→ **Records for this task**

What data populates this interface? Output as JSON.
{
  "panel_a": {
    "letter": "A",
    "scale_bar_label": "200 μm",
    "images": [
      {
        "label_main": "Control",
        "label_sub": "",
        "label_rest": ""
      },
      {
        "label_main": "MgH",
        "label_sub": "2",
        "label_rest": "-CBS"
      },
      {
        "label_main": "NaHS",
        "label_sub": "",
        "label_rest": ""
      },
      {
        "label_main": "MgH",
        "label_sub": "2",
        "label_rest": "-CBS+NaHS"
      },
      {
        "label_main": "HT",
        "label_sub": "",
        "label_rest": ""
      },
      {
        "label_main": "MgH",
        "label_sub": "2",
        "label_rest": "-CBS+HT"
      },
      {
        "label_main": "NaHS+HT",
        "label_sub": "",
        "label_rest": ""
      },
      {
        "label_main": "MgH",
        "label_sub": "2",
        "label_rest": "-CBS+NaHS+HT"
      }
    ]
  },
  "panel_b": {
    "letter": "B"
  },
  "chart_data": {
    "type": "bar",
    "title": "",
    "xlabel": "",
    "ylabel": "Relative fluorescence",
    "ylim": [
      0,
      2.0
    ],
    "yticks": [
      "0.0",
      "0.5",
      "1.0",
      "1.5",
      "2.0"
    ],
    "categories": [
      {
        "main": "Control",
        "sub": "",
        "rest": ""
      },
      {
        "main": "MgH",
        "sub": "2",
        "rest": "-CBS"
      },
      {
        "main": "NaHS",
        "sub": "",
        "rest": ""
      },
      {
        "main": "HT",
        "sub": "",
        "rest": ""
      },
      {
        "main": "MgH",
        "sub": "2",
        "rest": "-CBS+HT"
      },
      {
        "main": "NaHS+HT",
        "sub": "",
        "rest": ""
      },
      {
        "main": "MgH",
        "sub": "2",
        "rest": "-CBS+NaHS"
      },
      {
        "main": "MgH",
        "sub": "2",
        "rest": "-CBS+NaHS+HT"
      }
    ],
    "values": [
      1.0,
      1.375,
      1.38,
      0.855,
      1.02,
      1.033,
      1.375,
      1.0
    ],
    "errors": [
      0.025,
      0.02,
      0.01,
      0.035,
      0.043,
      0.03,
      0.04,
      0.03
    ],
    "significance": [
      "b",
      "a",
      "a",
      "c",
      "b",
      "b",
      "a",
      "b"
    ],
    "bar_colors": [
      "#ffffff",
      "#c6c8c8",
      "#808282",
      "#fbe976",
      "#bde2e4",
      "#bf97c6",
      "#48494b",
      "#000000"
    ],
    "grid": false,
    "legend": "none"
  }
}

→ **Exercise goal**
Pull out all lines containing "NaHS".

→ **Reply to the task**
        "label_main": "NaHS",
        "label_rest": "-CBS+NaHS"
        "label_main": "NaHS+HT",
        "label_rest": "-CBS+NaHS+HT"
        "main": "NaHS",
        "main": "NaHS+HT",
        "rest": "-CBS+NaHS"
        "rest": "-CBS+NaHS+HT"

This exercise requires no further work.